[start of Records supplied]

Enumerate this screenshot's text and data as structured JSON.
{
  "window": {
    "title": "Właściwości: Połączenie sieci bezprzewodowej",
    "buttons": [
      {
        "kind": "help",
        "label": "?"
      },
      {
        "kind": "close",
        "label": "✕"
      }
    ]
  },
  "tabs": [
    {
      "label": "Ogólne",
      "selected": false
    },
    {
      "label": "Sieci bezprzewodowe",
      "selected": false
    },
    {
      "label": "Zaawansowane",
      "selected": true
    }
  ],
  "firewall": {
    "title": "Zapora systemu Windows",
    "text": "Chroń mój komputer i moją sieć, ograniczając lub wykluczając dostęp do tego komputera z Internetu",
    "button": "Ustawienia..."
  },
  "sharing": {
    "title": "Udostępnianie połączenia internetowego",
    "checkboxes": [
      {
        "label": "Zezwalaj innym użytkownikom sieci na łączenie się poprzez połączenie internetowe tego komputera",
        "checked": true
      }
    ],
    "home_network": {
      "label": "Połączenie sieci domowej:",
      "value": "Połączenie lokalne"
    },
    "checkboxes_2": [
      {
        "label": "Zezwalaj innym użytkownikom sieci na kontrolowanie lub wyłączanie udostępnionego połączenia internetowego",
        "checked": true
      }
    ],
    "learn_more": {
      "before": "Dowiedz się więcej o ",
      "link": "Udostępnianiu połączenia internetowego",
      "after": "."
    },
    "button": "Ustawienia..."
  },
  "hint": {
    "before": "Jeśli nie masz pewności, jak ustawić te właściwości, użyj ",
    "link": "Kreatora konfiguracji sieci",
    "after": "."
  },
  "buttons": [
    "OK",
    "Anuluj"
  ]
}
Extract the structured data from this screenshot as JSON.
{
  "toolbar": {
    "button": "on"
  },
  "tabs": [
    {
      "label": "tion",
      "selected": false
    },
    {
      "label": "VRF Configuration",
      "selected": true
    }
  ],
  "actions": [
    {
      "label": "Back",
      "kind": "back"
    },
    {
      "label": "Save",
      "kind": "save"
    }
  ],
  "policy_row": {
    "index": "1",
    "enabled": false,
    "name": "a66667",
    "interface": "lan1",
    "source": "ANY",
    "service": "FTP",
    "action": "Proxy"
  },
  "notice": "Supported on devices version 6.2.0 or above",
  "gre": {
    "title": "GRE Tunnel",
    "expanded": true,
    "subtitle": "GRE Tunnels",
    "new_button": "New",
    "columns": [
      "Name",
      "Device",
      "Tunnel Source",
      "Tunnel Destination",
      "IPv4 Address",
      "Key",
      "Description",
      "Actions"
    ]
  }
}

[end of Records supplied]

» **Written exercise**: Only lines that contain the word "użytkownikom" are wanted; copy each of them.

» **Exercise output**:
        "label": "Zezwalaj innym użytkownikom sieci na łączenie się poprzez połączenie internetowe tego komputera",
        "label": "Zezwalaj innym użytkownikom sieci na kontrolowanie lub wyłączanie udostępnionego połączenia internetowego",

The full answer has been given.